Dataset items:
☆ ☆ ☆

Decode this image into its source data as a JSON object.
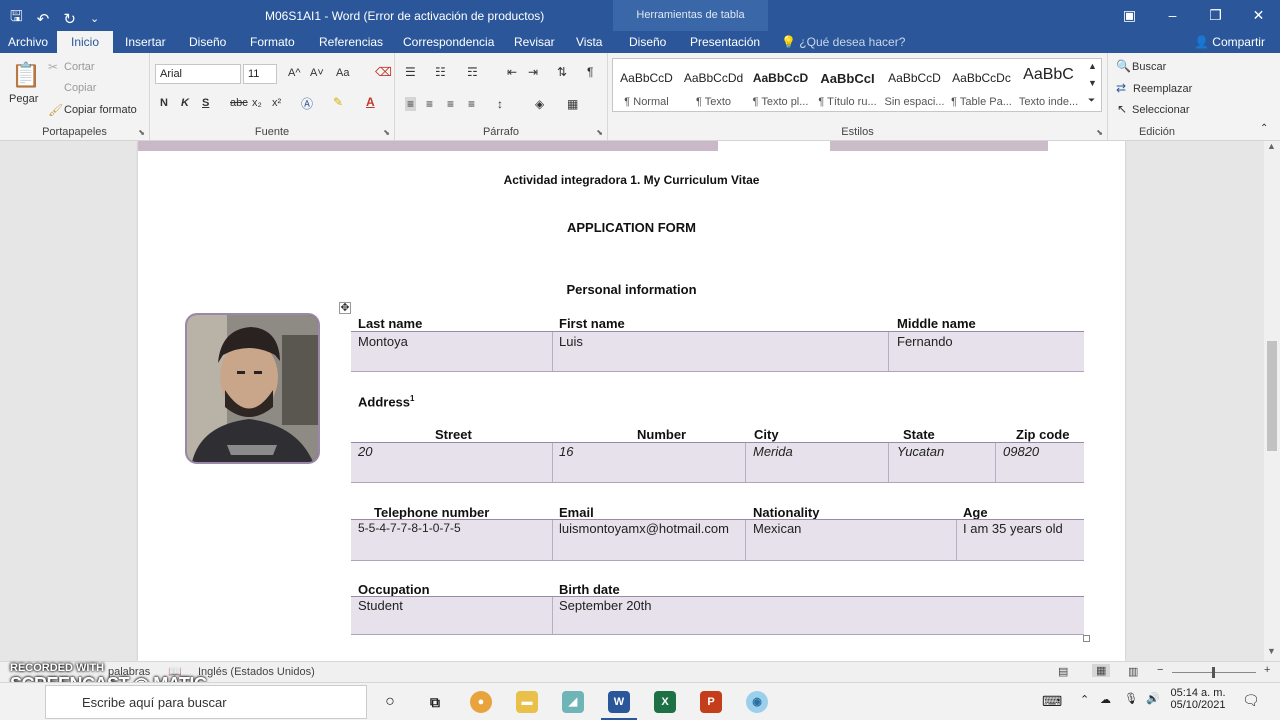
{
  "titlebar": {
    "title": "M06S1AI1 - Word (Error de activación de productos)",
    "tool_context": "Herramientas de tabla"
  },
  "tabs": [
    {
      "label": "Archivo"
    },
    {
      "label": "Inicio"
    },
    {
      "label": "Insertar"
    },
    {
      "label": "Diseño"
    },
    {
      "label": "Formato"
    },
    {
      "label": "Referencias"
    },
    {
      "label": "Correspondencia"
    },
    {
      "label": "Revisar"
    },
    {
      "label": "Vista"
    },
    {
      "label": "Diseño"
    },
    {
      "label": "Presentación"
    }
  ],
  "tell_me": "¿Qué desea hacer?",
  "share": "Compartir",
  "clipboard": {
    "paste": "Pegar",
    "cut": "Cortar",
    "copy": "Copiar",
    "format_painter": "Copiar formato",
    "label": "Portapapeles"
  },
  "font": {
    "name": "Arial",
    "size": "11",
    "label": "Fuente",
    "bold": "N",
    "italic": "K",
    "underline": "S",
    "strike": "abc",
    "sub": "x₂",
    "sup": "x²",
    "grow": "A^",
    "shrink": "A˅",
    "case": "Aa"
  },
  "paragraph": {
    "label": "Párrafo"
  },
  "styles": {
    "label": "Estilos",
    "items": [
      {
        "sample": "AaBbCcD",
        "name": "¶ Normal"
      },
      {
        "sample": "AaBbCcDd",
        "name": "¶ Texto"
      },
      {
        "sample": "AaBbCcD",
        "name": "¶ Texto pl..."
      },
      {
        "sample": "AaBbCcI",
        "name": "¶ Título ru..."
      },
      {
        "sample": "AaBbCcD",
        "name": "Sin espaci..."
      },
      {
        "sample": "AaBbCcDc",
        "name": "¶ Table Pa..."
      },
      {
        "sample": "AaBbC",
        "name": "Texto inde..."
      }
    ]
  },
  "editing": {
    "label": "Edición",
    "find": "Buscar",
    "replace": "Reemplazar",
    "select": "Seleccionar"
  },
  "document": {
    "heading": "Actividad integradora 1. My Curriculum Vitae",
    "form_title": "APPLICATION FORM",
    "section": "Personal information",
    "last_name_label": "Last name",
    "last_name": "Montoya",
    "first_name_label": "First name",
    "first_name": "Luis",
    "middle_name_label": "Middle name",
    "middle_name": "Fernando",
    "address_label": "Address",
    "address_sup": "1",
    "street_label": "Street",
    "street": "20",
    "number_label": "Number",
    "number": "16",
    "city_label": "City",
    "city": "Merida",
    "state_label": "State",
    "state": "Yucatan",
    "zip_label": "Zip code",
    "zip": "09820",
    "phone_label": "Telephone number",
    "phone": "5-5-4-7-7-8-1-0-7-5",
    "email_label": "Email",
    "email": "luismontoyamx@hotmail.com",
    "nationality_label": "Nationality",
    "nationality": "Mexican",
    "age_label": "Age",
    "age": "I am 35 years old",
    "occupation_label": "Occupation",
    "occupation": "Student",
    "birth_label": "Birth date",
    "birth": "September 20th"
  },
  "status": {
    "words": "palabras",
    "language": "Inglés (Estados Unidos)"
  },
  "watermark": {
    "line1": "RECORDED WITH",
    "line2": "SCREENCAST",
    "line3": "MATIC"
  },
  "taskbar": {
    "search_placeholder": "Escribe aquí para buscar",
    "time": "05:14 a. m.",
    "date": "05/10/2021"
  },
  "colors": {
    "titlebar": "#2b579a",
    "cell_fill": "#e6e1ea",
    "accent": "#9b87a8"
  }
}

☆ ☆ ☆

| What you will do |
Set down the records in full and exactly. Do not carry over any image.

| Task solution |
Decode this image into its source data as a JSON object.
{
  "titlebar": {
    "title": "M06S1AI1 - Word (Error de activación de productos)",
    "tool_context": "Herramientas de tabla"
  },
  "tabs": [
    {
      "label": "Archivo"
    },
    {
      "label": "Inicio"
    },
    {
      "label": "Insertar"
    },
    {
      "label": "Diseño"
    },
    {
      "label": "Formato"
    },
    {
      "label": "Referencias"
    },
    {
      "label": "Correspondencia"
    },
    {
      "label": "Revisar"
    },
    {
      "label": "Vista"
    },
    {
      "label": "Diseño"
    },
    {
      "label": "Presentación"
    }
  ],
  "tell_me": "¿Qué desea hacer?",
  "share": "Compartir",
  "clipboard": {
    "paste": "Pegar",
    "cut": "Cortar",
    "copy": "Copiar",
    "format_painter": "Copiar formato",
    "label": "Portapapeles"
  },
  "font": {
    "name": "Arial",
    "size": "11",
    "label": "Fuente",
    "bold": "N",
    "italic": "K",
    "underline": "S",
    "strike": "abc",
    "sub": "x₂",
    "sup": "x²",
    "grow": "A^",
    "shrink": "A˅",
    "case": "Aa"
  },
  "paragraph": {
    "label": "Párrafo"
  },
  "styles": {
    "label": "Estilos",
    "items": [
      {
        "sample": "AaBbCcD",
        "name": "¶ Normal"
      },
      {
        "sample": "AaBbCcDd",
        "name": "¶ Texto"
      },
      {
        "sample": "AaBbCcD",
        "name": "¶ Texto pl..."
      },
      {
        "sample": "AaBbCcI",
        "name": "¶ Título ru..."
      },
      {
        "sample": "AaBbCcD",
        "name": "Sin espaci..."
      },
      {
        "sample": "AaBbCcDc",
        "name": "¶ Table Pa..."
      },
      {
        "sample": "AaBbC",
        "name": "Texto inde..."
      }
    ]
  },
  "editing": {
    "label": "Edición",
    "find": "Buscar",
    "replace": "Reemplazar",
    "select": "Seleccionar"
  },
  "document": {
    "heading": "Actividad integradora 1. My Curriculum Vitae",
    "form_title": "APPLICATION FORM",
    "section": "Personal information",
    "last_name_label": "Last name",
    "last_name": "Montoya",
    "first_name_label": "First name",
    "first_name": "Luis",
    "middle_name_label": "Middle name",
    "middle_name": "Fernando",
    "address_label": "Address",
    "address_sup": "1",
    "street_label": "Street",
    "street": "20",
    "number_label": "Number",
    "number": "16",
    "city_label": "City",
    "city": "Merida",
    "state_label": "State",
    "state": "Yucatan",
    "zip_label": "Zip code",
    "zip": "09820",
    "phone_label": "Telephone number",
    "phone": "5-5-4-7-7-8-1-0-7-5",
    "email_label": "Email",
    "email": "luismontoyamx@hotmail.com",
    "nationality_label": "Nationality",
    "nationality": "Mexican",
    "age_label": "Age",
    "age": "I am 35 years old",
    "occupation_label": "Occupation",
    "occupation": "Student",
    "birth_label": "Birth date",
    "birth": "September 20th"
  },
  "status": {
    "words": "palabras",
    "language": "Inglés (Estados Unidos)"
  },
  "watermark": {
    "line1": "RECORDED WITH",
    "line2": "SCREENCAST",
    "line3": "MATIC"
  },
  "taskbar": {
    "search_placeholder": "Escribe aquí para buscar",
    "time": "05:14 a. m.",
    "date": "05/10/2021"
  },
  "colors": {
    "titlebar": "#2b579a",
    "cell_fill": "#e6e1ea",
    "accent": "#9b87a8"
  }
}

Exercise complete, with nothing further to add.